# What needs to be done
Select and copy every line of the listing that contains the string "label", matching case.

Element boundary records:
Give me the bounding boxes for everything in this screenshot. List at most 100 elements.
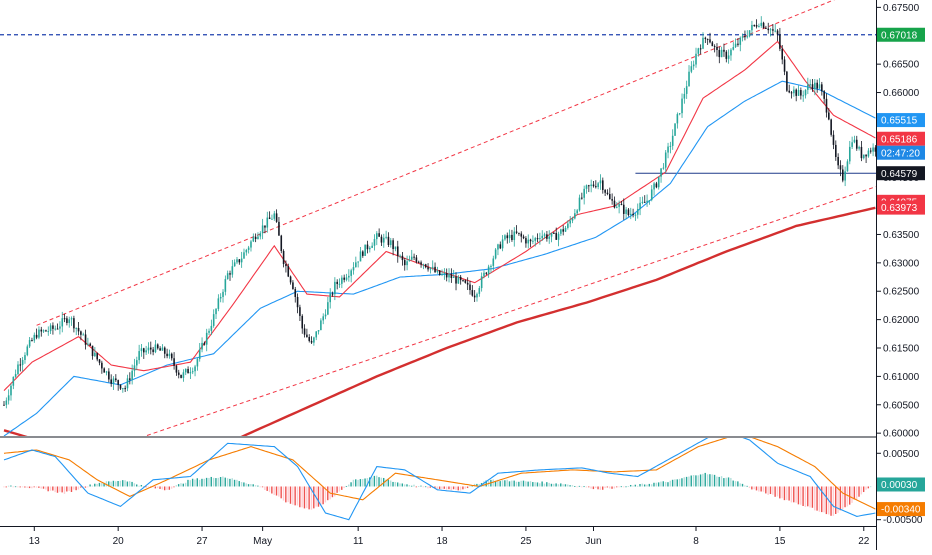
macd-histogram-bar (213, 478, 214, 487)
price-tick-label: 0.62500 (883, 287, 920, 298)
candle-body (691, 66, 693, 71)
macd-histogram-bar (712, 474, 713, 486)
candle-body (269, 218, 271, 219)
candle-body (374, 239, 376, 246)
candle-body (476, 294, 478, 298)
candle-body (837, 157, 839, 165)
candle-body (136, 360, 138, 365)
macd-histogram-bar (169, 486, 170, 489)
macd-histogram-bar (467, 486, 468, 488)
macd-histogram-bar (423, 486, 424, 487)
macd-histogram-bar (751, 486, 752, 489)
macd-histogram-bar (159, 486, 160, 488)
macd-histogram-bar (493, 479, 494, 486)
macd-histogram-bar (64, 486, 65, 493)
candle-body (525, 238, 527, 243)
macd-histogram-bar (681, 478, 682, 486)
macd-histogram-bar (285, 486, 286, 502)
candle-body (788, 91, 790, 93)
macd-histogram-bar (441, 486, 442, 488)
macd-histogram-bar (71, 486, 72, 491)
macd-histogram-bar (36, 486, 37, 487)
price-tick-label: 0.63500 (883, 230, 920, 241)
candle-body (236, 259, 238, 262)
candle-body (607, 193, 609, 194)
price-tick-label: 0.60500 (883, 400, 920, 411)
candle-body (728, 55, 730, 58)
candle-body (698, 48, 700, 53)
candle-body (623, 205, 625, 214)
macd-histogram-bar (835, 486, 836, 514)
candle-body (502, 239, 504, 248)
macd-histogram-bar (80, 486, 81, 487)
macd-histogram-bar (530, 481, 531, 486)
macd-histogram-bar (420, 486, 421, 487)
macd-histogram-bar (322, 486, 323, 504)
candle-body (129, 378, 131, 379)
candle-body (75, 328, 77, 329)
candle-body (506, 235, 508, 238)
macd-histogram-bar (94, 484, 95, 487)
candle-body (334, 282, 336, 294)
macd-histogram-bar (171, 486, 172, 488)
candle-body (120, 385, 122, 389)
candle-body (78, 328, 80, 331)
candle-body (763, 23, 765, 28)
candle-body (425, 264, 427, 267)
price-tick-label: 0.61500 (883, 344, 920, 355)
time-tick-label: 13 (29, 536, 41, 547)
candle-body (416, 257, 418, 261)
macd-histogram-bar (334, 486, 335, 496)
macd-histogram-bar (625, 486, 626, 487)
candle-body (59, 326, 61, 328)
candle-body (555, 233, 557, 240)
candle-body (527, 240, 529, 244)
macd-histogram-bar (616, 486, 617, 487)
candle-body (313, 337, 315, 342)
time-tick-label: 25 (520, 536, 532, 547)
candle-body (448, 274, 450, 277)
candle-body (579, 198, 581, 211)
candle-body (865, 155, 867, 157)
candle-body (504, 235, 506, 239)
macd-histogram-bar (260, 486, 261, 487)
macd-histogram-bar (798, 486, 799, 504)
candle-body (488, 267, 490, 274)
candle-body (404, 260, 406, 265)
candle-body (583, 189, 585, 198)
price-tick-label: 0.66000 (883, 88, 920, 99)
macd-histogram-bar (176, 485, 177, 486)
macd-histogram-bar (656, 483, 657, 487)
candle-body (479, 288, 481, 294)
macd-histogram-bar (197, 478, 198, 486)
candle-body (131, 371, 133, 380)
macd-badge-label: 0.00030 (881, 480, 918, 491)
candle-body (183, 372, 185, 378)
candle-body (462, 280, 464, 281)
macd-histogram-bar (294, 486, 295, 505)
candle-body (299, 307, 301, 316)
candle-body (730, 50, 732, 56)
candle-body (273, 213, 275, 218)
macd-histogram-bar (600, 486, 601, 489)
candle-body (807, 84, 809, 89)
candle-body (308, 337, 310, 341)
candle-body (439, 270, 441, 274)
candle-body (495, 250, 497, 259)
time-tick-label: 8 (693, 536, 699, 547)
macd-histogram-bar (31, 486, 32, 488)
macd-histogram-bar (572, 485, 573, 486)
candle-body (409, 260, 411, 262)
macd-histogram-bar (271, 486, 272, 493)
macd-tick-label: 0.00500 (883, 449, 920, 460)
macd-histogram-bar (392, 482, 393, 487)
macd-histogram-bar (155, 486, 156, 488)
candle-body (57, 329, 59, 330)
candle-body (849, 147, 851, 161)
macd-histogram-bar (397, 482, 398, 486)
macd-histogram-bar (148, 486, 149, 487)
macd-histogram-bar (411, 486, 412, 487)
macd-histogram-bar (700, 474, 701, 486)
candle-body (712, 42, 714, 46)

# Answer for this exercise
price-tick-label: 0.62500 (883, 287, 920, 298)
price-tick-label: 0.63500 (883, 230, 920, 241)
price-tick-label: 0.60500 (883, 400, 920, 411)
price-tick-label: 0.61500 (883, 344, 920, 355)
time-tick-label: 13 (29, 536, 41, 547)
time-tick-label: 25 (520, 536, 532, 547)
price-tick-label: 0.66000 (883, 88, 920, 99)
macd-badge-label: 0.00030 (881, 480, 918, 491)
time-tick-label: 8 (693, 536, 699, 547)
macd-tick-label: 0.00500 (883, 449, 920, 460)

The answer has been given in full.